Source data

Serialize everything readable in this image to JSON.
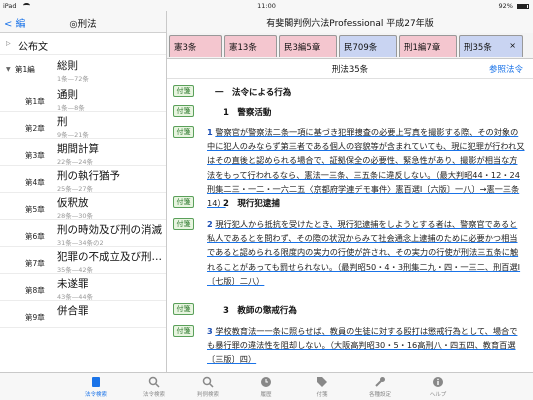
{
  "status": {
    "device": "iPad",
    "time": "11:00",
    "battery": "92%",
    "battery_level": 0.92
  },
  "sidebar": {
    "back_label": "< 編",
    "title": "◎刑法",
    "group_label": "公布文",
    "part": {
      "tag": "第1編",
      "title": "総則",
      "range": "1条—72条"
    },
    "chapters": [
      {
        "tag": "第1章",
        "title": "通則",
        "range": "1条—8条"
      },
      {
        "tag": "第2章",
        "title": "刑",
        "range": "9条—21条"
      },
      {
        "tag": "第3章",
        "title": "期間計算",
        "range": "22条—24条"
      },
      {
        "tag": "第4章",
        "title": "刑の執行猶予",
        "range": "25条—27条"
      },
      {
        "tag": "第5章",
        "title": "仮釈放",
        "range": "28条—30条"
      },
      {
        "tag": "第6章",
        "title": "刑の時効及び刑の消滅",
        "range": "31条—34条の2"
      },
      {
        "tag": "第7章",
        "title": "犯罪の不成立及び刑…",
        "range": "35条—42条"
      },
      {
        "tag": "第8章",
        "title": "未遂罪",
        "range": "43条—44条"
      },
      {
        "tag": "第9章",
        "title": "併合罪",
        "range": ""
      }
    ]
  },
  "main": {
    "title": "有斐閣判例六法Professional 平成27年版",
    "tabs": [
      {
        "label": "憲3条",
        "color": "#f4c6cf"
      },
      {
        "label": "憲13条",
        "color": "#f4c6cf"
      },
      {
        "label": "民3編5章",
        "color": "#f4c6cf"
      },
      {
        "label": "民709条",
        "color": "#c9d4f2"
      },
      {
        "label": "刑1編7章",
        "color": "#f4c6cf"
      },
      {
        "label": "刑35条",
        "color": "#c9d4f2"
      }
    ],
    "tab_close": "×",
    "sub_title": "刑法35条",
    "ref_label": "参照法令",
    "fusen": "付箋",
    "sections": {
      "s1": "一　法令による行為",
      "h1": "1　警察活動",
      "p1_num": "1",
      "p1_text": "警察官が警察法二条一項に基づき犯罪捜査の必要上写真を撮影する際、その対象の中に犯人のみならず第三者である個人の容貌等が含まれていても、現に犯罪が行われ又はその直後と認められる場合で、証拠保全の必要性、緊急性があり、撮影が相当な方法をもって行われるなら、憲法一三条、三五条に違反しない。（最大判昭44・12・24刑集二三・一二・一六二五〈京都府学連デモ事件〉憲百選Ⅰ〔六版〕一八〕→憲一三条14）",
      "h2": "2　現行犯逮捕",
      "p2_num": "2",
      "p2_text": "現行犯人から抵抗を受けたとき、現行犯逮捕をしようとする者は、警察官であると私人であるとを問わず、その際の状況からみて社会通念上逮捕のために必要かつ相当であると認められる限度内の実力の行使が許され、その実力の行使が刑法三五条に触れることがあっても罰せられない。（最判昭50・4・3刑集二九・四・一三二、刑百選Ⅰ〔七版〕二八）",
      "h3": "3　教師の懲戒行為",
      "p3_num": "3",
      "p3_text": "学校教育法一一条に照らせば、教員の生徒に対する殴打は懲戒行為として、場合でも暴行罪の違法性を阻却しない。（大阪高判昭30・5・16高刑八・四五四、教育百選〔三版〕四）"
    }
  },
  "bottom": [
    {
      "label": "法令検索",
      "icon": "book-icon",
      "active": true
    },
    {
      "label": "法令検索",
      "icon": "search-icon",
      "active": false
    },
    {
      "label": "判例検索",
      "icon": "search-icon",
      "active": false
    },
    {
      "label": "履歴",
      "icon": "clock-icon",
      "active": false
    },
    {
      "label": "付箋",
      "icon": "tag-icon",
      "active": false
    },
    {
      "label": "各種設定",
      "icon": "wrench-icon",
      "active": false
    },
    {
      "label": "ヘルプ",
      "icon": "info-icon",
      "active": false
    }
  ]
}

_Aim_
Extract every line of the records above that contains the word "range".

_Written answer_
      "range": "1条—72条"
        "range": "1条—8条"
        "range": "9条—21条"
        "range": "22条—24条"
        "range": "25条—27条"
        "range": "28条—30条"
        "range": "31条—34条の2"
        "range": "35条—42条"
        "range": "43条—44条"
        "range": ""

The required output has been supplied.